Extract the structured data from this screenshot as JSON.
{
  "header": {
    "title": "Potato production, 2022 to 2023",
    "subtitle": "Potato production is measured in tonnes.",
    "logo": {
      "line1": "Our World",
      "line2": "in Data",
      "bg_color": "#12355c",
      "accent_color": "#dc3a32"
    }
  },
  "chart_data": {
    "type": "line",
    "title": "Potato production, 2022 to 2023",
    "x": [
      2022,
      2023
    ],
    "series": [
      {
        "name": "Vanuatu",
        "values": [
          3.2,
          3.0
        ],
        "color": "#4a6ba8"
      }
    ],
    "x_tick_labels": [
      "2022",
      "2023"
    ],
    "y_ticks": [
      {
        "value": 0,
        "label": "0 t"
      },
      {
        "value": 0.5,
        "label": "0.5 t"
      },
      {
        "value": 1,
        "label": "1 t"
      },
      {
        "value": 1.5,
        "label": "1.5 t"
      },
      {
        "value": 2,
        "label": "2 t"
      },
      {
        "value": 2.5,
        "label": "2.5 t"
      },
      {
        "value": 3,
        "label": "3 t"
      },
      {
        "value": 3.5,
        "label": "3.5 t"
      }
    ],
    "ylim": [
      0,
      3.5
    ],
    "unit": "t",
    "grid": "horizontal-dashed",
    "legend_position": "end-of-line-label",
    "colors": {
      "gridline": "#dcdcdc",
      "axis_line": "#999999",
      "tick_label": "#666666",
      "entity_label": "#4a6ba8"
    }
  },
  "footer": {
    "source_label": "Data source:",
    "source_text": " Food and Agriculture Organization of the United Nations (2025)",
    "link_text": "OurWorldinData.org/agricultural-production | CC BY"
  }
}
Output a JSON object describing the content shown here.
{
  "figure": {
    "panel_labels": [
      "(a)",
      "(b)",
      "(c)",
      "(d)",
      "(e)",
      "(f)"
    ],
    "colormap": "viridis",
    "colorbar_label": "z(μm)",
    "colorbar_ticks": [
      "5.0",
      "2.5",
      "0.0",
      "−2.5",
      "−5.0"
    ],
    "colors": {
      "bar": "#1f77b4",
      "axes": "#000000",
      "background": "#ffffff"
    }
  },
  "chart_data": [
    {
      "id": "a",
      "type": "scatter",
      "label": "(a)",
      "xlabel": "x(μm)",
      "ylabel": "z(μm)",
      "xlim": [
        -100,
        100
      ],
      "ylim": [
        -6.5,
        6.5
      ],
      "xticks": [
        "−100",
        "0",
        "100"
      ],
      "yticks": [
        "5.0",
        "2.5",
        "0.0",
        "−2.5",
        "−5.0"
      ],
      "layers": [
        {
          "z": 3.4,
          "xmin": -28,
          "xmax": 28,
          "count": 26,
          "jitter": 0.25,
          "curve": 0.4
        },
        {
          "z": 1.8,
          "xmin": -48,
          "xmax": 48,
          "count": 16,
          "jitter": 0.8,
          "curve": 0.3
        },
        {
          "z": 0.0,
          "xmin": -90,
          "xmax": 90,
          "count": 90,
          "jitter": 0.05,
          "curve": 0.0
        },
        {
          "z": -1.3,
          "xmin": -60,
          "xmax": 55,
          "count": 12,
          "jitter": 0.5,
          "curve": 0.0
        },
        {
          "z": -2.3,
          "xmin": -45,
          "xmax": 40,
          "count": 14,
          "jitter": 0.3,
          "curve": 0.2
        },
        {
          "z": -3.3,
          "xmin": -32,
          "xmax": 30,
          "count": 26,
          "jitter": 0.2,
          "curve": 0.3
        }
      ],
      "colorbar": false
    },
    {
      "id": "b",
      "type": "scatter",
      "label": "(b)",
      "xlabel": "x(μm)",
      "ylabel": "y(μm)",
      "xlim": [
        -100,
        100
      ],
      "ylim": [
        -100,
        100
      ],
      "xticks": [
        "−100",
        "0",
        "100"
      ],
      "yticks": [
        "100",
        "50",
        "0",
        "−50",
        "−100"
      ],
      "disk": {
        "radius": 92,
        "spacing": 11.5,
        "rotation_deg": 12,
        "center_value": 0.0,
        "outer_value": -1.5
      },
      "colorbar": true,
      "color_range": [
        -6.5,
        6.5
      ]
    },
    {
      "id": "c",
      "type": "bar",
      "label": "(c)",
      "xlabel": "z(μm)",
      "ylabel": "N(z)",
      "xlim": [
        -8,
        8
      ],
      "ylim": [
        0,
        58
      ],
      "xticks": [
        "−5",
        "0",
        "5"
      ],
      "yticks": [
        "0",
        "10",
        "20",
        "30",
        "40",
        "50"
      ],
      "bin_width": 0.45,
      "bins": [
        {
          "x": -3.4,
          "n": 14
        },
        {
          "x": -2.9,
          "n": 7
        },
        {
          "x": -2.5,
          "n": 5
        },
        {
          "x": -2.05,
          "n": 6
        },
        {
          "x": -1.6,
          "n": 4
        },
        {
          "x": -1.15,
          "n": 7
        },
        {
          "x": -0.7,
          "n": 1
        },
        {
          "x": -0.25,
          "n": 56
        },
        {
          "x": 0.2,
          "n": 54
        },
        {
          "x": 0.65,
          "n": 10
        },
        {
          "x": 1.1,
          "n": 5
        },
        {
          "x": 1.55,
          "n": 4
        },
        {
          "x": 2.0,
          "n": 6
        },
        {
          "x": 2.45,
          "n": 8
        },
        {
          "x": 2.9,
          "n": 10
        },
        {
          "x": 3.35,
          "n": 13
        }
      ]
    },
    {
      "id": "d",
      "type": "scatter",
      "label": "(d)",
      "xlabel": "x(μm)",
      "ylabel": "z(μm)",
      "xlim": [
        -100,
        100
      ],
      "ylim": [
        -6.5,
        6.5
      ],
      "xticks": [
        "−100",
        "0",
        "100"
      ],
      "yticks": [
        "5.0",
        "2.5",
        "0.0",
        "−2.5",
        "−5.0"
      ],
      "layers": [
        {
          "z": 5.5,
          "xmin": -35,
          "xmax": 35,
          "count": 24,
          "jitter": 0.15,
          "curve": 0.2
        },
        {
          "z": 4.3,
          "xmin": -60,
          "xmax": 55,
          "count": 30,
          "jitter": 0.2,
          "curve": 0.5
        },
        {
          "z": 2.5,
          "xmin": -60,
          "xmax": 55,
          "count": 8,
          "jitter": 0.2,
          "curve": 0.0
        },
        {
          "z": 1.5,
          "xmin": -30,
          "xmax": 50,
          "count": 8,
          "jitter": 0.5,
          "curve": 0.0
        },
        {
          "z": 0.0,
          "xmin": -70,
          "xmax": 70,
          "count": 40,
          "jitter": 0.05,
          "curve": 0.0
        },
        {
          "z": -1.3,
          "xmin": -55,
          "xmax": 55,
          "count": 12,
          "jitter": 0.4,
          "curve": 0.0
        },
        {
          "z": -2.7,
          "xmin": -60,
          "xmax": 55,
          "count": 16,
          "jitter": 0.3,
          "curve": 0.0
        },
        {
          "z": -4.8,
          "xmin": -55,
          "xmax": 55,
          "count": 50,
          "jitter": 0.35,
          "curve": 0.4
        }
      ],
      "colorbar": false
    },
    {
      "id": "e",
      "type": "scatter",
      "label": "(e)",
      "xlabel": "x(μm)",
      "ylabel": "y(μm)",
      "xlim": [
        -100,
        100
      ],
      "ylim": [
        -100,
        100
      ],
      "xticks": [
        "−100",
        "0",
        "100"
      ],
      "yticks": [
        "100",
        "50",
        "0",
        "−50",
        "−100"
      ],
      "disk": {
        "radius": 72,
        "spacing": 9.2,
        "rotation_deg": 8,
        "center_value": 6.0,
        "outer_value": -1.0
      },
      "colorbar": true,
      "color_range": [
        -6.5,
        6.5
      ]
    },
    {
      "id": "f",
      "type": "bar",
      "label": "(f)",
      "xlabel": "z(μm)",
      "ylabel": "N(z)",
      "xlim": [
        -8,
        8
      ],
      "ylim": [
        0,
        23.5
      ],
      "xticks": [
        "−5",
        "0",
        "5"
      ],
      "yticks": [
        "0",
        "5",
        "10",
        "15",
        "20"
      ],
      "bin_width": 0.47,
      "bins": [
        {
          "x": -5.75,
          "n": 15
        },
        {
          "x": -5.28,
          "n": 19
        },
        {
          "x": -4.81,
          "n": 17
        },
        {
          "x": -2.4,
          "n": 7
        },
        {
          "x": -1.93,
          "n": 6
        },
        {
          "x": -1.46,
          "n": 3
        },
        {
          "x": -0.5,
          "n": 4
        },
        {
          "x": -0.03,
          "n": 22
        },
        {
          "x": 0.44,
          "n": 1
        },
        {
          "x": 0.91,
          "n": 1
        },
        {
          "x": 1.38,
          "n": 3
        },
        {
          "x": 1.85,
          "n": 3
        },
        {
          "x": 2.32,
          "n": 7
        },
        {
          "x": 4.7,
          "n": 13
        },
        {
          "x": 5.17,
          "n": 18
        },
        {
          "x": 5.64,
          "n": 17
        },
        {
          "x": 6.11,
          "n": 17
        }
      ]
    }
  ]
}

========================

* **SHORT EXERCISE**: State how many lines of the listing above hold the word "JSON", with nothing but the number.

* **EXERCISE RESULT**: 2